**Given task:** Give the data again, word for word.
--- start ---
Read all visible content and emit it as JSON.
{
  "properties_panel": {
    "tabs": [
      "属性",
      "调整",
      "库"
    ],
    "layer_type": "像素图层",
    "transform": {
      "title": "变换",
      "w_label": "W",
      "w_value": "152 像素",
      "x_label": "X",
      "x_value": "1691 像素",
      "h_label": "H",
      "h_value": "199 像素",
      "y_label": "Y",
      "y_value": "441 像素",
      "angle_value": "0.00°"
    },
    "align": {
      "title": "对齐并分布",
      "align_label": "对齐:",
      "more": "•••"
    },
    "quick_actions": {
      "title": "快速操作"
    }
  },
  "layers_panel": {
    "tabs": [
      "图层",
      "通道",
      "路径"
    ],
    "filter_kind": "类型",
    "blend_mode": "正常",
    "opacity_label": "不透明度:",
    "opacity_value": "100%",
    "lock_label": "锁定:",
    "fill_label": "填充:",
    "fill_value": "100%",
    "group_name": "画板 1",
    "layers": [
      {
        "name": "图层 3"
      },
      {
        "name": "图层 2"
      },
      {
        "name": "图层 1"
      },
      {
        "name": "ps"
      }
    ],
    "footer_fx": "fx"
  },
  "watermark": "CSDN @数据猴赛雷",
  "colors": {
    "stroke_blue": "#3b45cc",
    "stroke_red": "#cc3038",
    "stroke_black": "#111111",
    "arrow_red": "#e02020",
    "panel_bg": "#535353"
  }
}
--- end ---
**Answer to this problem:**
Read all visible content and emit it as JSON.
{
  "properties_panel": {
    "tabs": [
      "属性",
      "调整",
      "库"
    ],
    "layer_type": "像素图层",
    "transform": {
      "title": "变换",
      "w_label": "W",
      "w_value": "152 像素",
      "x_label": "X",
      "x_value": "1691 像素",
      "h_label": "H",
      "h_value": "199 像素",
      "y_label": "Y",
      "y_value": "441 像素",
      "angle_value": "0.00°"
    },
    "align": {
      "title": "对齐并分布",
      "align_label": "对齐:",
      "more": "•••"
    },
    "quick_actions": {
      "title": "快速操作"
    }
  },
  "layers_panel": {
    "tabs": [
      "图层",
      "通道",
      "路径"
    ],
    "filter_kind": "类型",
    "blend_mode": "正常",
    "opacity_label": "不透明度:",
    "opacity_value": "100%",
    "lock_label": "锁定:",
    "fill_label": "填充:",
    "fill_value": "100%",
    "group_name": "画板 1",
    "layers": [
      {
        "name": "图层 3"
      },
      {
        "name": "图层 2"
      },
      {
        "name": "图层 1"
      },
      {
        "name": "ps"
      }
    ],
    "footer_fx": "fx"
  },
  "watermark": "CSDN @数据猴赛雷",
  "colors": {
    "stroke_blue": "#3b45cc",
    "stroke_red": "#cc3038",
    "stroke_black": "#111111",
    "arrow_red": "#e02020",
    "panel_bg": "#535353"
  }
}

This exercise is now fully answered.